Challenge: Quote the whole listing word for word. Do not include the pictures.

──────── Data entries

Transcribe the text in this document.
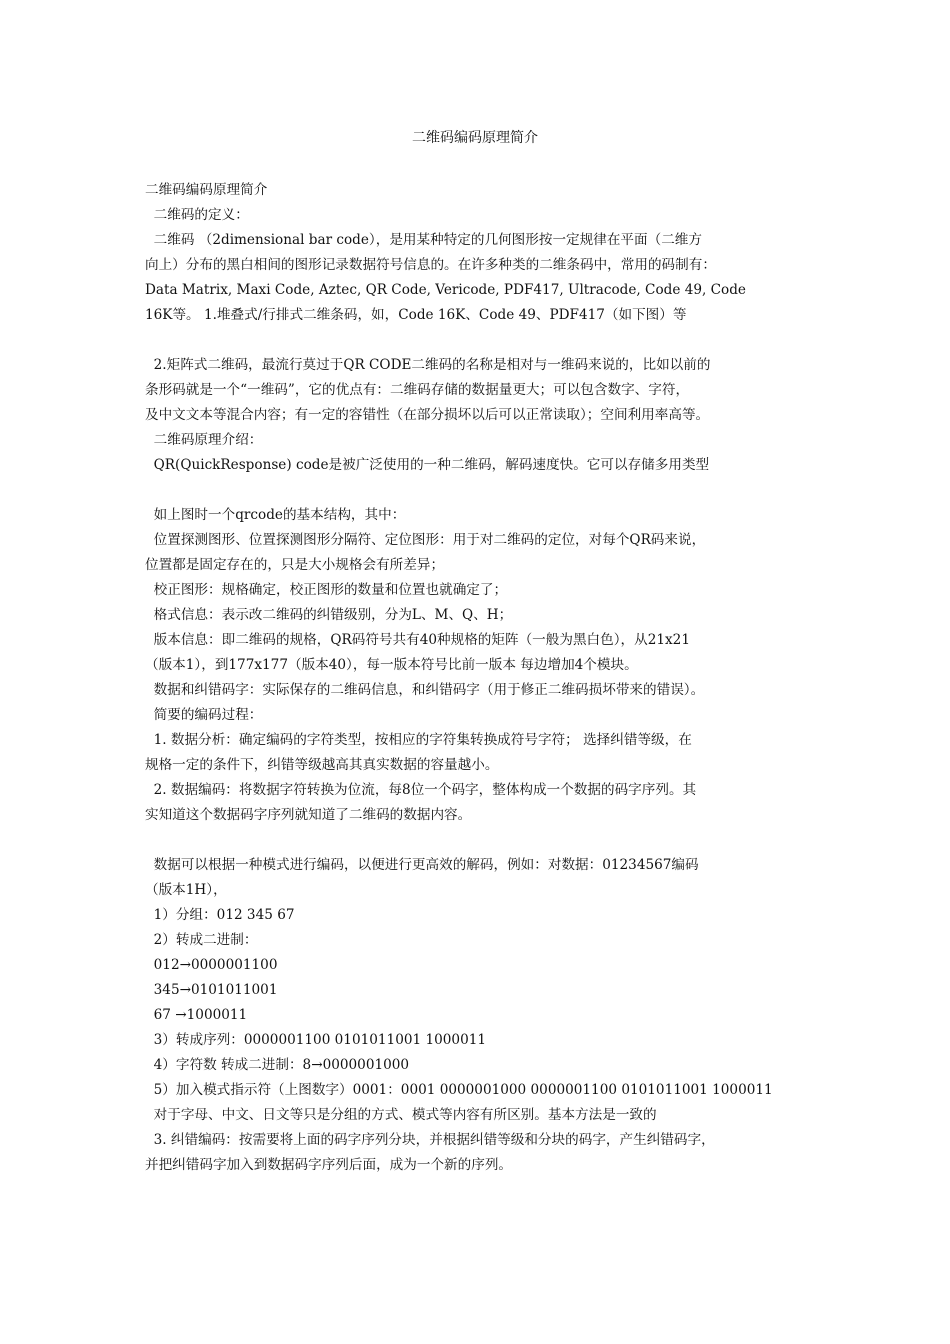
二维码编码原理简介
二维码编码原理简介
二维码的定义：
二维码 （2dimensional bar code），是用某种特定的几何图形按一定规律在平面（二维方
向上）分布的黑白相间的图形记录数据符号信息的。在许多种类的二维条码中，常用的码制有：
Data Matrix, Maxi Code, Aztec, QR Code, Vericode, PDF417, Ultracode, Code 49, Code
16K等。 1.堆叠式/行排式二维条码，如，Code 16K、Code 49、PDF417（如下图）等
2.矩阵式二维码，最流行莫过于QR CODE二维码的名称是相对与一维码来说的，比如以前的
条形码就是一个“一维码”，它的优点有：二维码存储的数据量更大；可以包含数字、字符，
及中文文本等混合内容；有一定的容错性（在部分损坏以后可以正常读取）；空间利用率高等。
二维码原理介绍：
QR(QuickResponse) code是被广泛使用的一种二维码，解码速度快。它可以存储多用类型
如上图时一个qrcode的基本结构，其中：
位置探测图形、位置探测图形分隔符、定位图形：用于对二维码的定位，对每个QR码来说，
位置都是固定存在的，只是大小规格会有所差异；
校正图形：规格确定，校正图形的数量和位置也就确定了；
格式信息：表示改二维码的纠错级别，分为L、M、Q、H；
版本信息：即二维码的规格，QR码符号共有40种规格的矩阵（一般为黑白色），从21x21
（版本1），到177x177（版本40），每一版本符号比前一版本 每边增加4个模块。
数据和纠错码字：实际保存的二维码信息，和纠错码字（用于修正二维码损坏带来的错误）。
简要的编码过程：
1. 数据分析：确定编码的字符类型，按相应的字符集转换成符号字符； 选择纠错等级，在
规格一定的条件下，纠错等级越高其真实数据的容量越小。
2. 数据编码：将数据字符转换为位流，每8位一个码字，整体构成一个数据的码字序列。其
实知道这个数据码字序列就知道了二维码的数据内容。
数据可以根据一种模式进行编码，以便进行更高效的解码，例如：对数据：01234567编码
（版本1H），
1）分组：012 345 67
2）转成二进制：
012→0000001100
345→0101011001
67 →1000011
3）转成序列：0000001100 0101011001 1000011
4）字符数 转成二进制：8→0000001000
5）加入模式指示符（上图数字）0001：0001 0000001000 0000001100 0101011001 1000011
对于字母、中文、日文等只是分组的方式、模式等内容有所区别。基本方法是一致的
3. 纠错编码：按需要将上面的码字序列分块，并根据纠错等级和分块的码字，产生纠错码字，
并把纠错码字加入到数据码字序列后面，成为一个新的序列。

────────────────

Output of the exercise:
Transcribe the text in this document.
二维码编码原理简介
二维码编码原理简介
二维码的定义：
二维码 （2dimensional bar code），是用某种特定的几何图形按一定规律在平面（二维方
向上）分布的黑白相间的图形记录数据符号信息的。在许多种类的二维条码中，常用的码制有：
Data Matrix, Maxi Code, Aztec, QR Code, Vericode, PDF417, Ultracode, Code 49, Code
16K等。 1.堆叠式/行排式二维条码，如，Code 16K、Code 49、PDF417（如下图）等
2.矩阵式二维码，最流行莫过于QR CODE二维码的名称是相对与一维码来说的，比如以前的
条形码就是一个“一维码”，它的优点有：二维码存储的数据量更大；可以包含数字、字符，
及中文文本等混合内容；有一定的容错性（在部分损坏以后可以正常读取）；空间利用率高等。
二维码原理介绍：
QR(QuickResponse) code是被广泛使用的一种二维码，解码速度快。它可以存储多用类型
如上图时一个qrcode的基本结构，其中：
位置探测图形、位置探测图形分隔符、定位图形：用于对二维码的定位，对每个QR码来说，
位置都是固定存在的，只是大小规格会有所差异；
校正图形：规格确定，校正图形的数量和位置也就确定了；
格式信息：表示改二维码的纠错级别，分为L、M、Q、H；
版本信息：即二维码的规格，QR码符号共有40种规格的矩阵（一般为黑白色），从21x21
（版本1），到177x177（版本40），每一版本符号比前一版本 每边增加4个模块。
数据和纠错码字：实际保存的二维码信息，和纠错码字（用于修正二维码损坏带来的错误）。
简要的编码过程：
1. 数据分析：确定编码的字符类型，按相应的字符集转换成符号字符； 选择纠错等级，在
规格一定的条件下，纠错等级越高其真实数据的容量越小。
2. 数据编码：将数据字符转换为位流，每8位一个码字，整体构成一个数据的码字序列。其
实知道这个数据码字序列就知道了二维码的数据内容。
数据可以根据一种模式进行编码，以便进行更高效的解码，例如：对数据：01234567编码
（版本1H），
1）分组：012 345 67
2）转成二进制：
012→0000001100
345→0101011001
67 →1000011
3）转成序列：0000001100 0101011001 1000011
4）字符数 转成二进制：8→0000001000
5）加入模式指示符（上图数字）0001：0001 0000001000 0000001100 0101011001 1000011
对于字母、中文、日文等只是分组的方式、模式等内容有所区别。基本方法是一致的
3. 纠错编码：按需要将上面的码字序列分块，并根据纠错等级和分块的码字，产生纠错码字，
并把纠错码字加入到数据码字序列后面，成为一个新的序列。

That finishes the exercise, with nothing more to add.